* WHAT THIS TASK INVOLVES: Repeat the data word for word. Do not include the pictures.

* DATA SHOWN:
====

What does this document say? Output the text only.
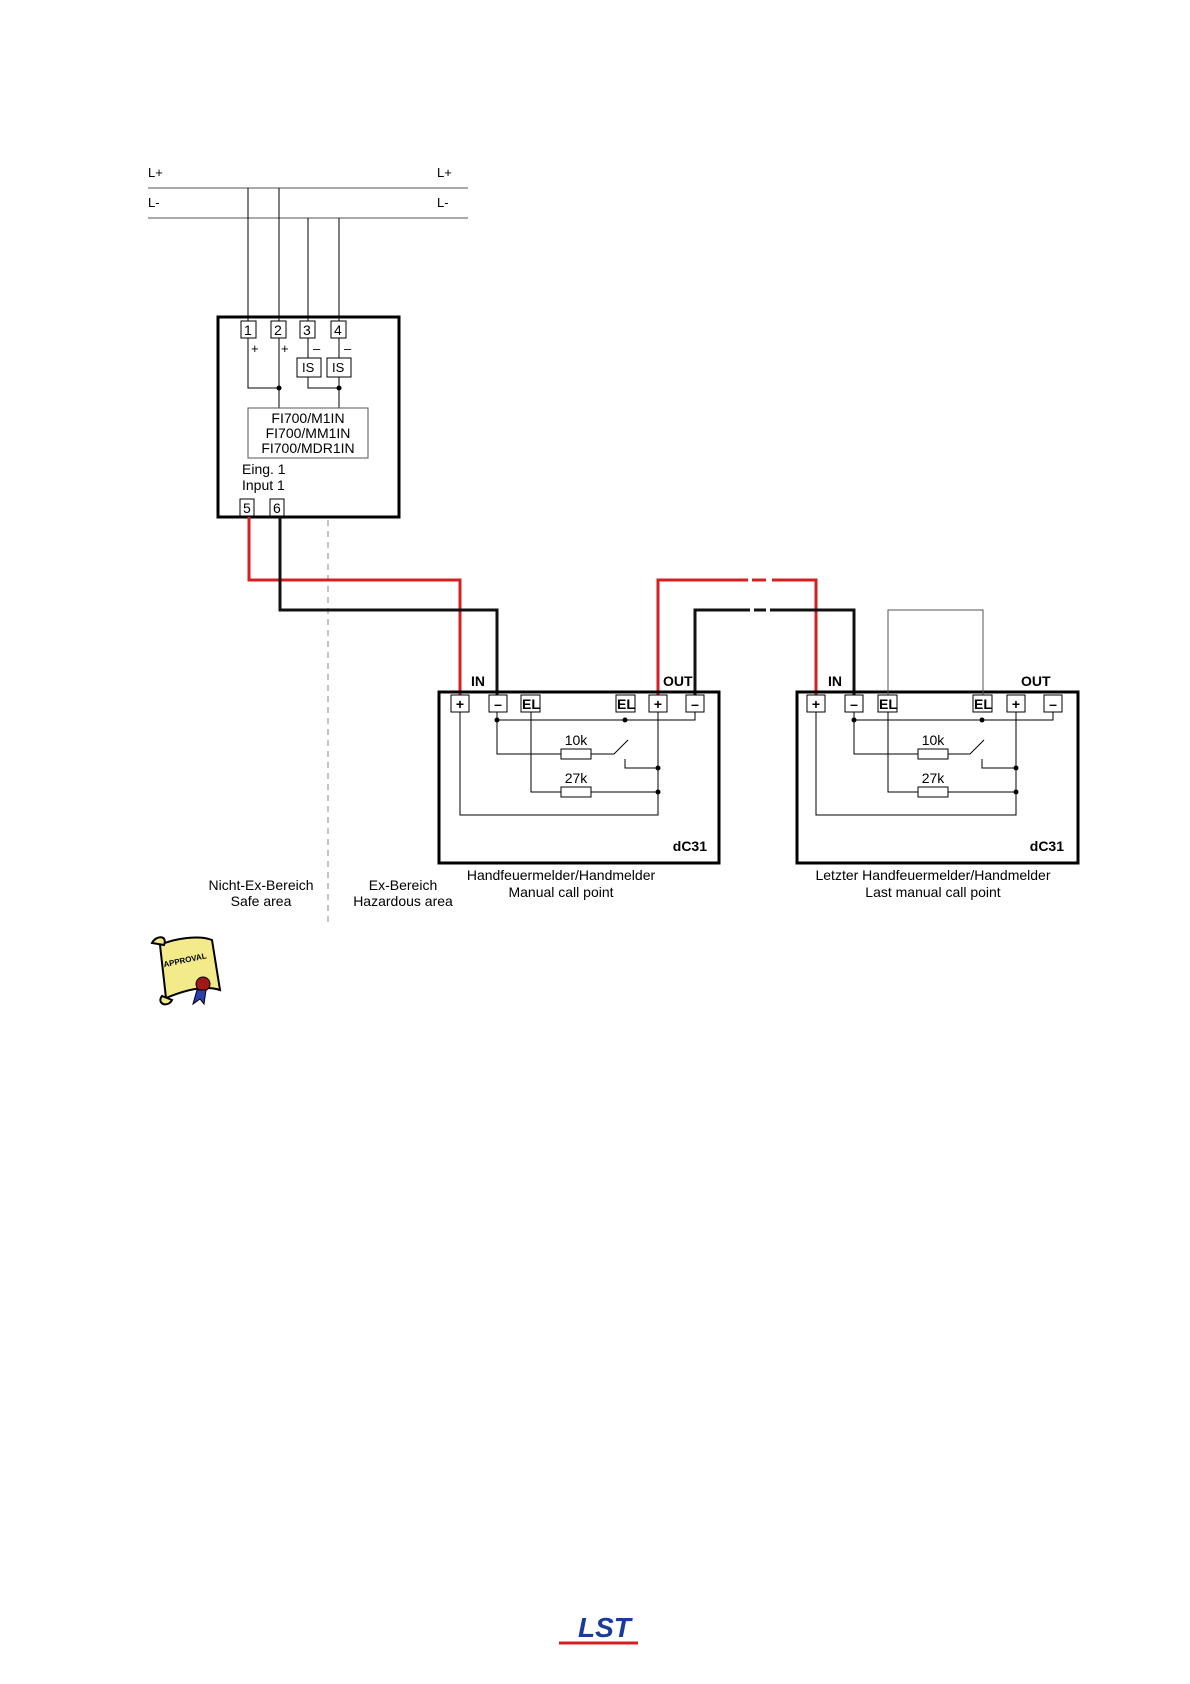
L+
L-
L+
L-
1 2 3 4
+ + – –
IS IS
FI700/M1IN
FI700/MM1IN
FI700/MDR1IN
Eing. 1
Input 1
5 6
Nicht-Ex-Bereich
Safe area
Ex-Bereich
Hazardous area
IN	OUT
+ – EL	EL + –
10k
27k
dC31
Handfeuermelder/Handmelder
Manual call point
IN	OUT
+ – EL	EL + –
10k
27k
dC31
Letzter Handfeuermelder/Handmelder
Last manual call point
APPROVAL
LST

====

* TASK RESULT:
What does this document say? Output the text only.
L+
L-
L+
L-
1 2 3 4
+ + – –
IS IS
FI700/M1IN
FI700/MM1IN
FI700/MDR1IN
Eing. 1
Input 1
5 6
Nicht-Ex-Bereich
Safe area
Ex-Bereich
Hazardous area
IN	OUT
+ – EL	EL + –
10k
27k
dC31
Handfeuermelder/Handmelder
Manual call point
IN	OUT
+ – EL	EL + –
10k
27k
dC31
Letzter Handfeuermelder/Handmelder
Last manual call point
APPROVAL
LST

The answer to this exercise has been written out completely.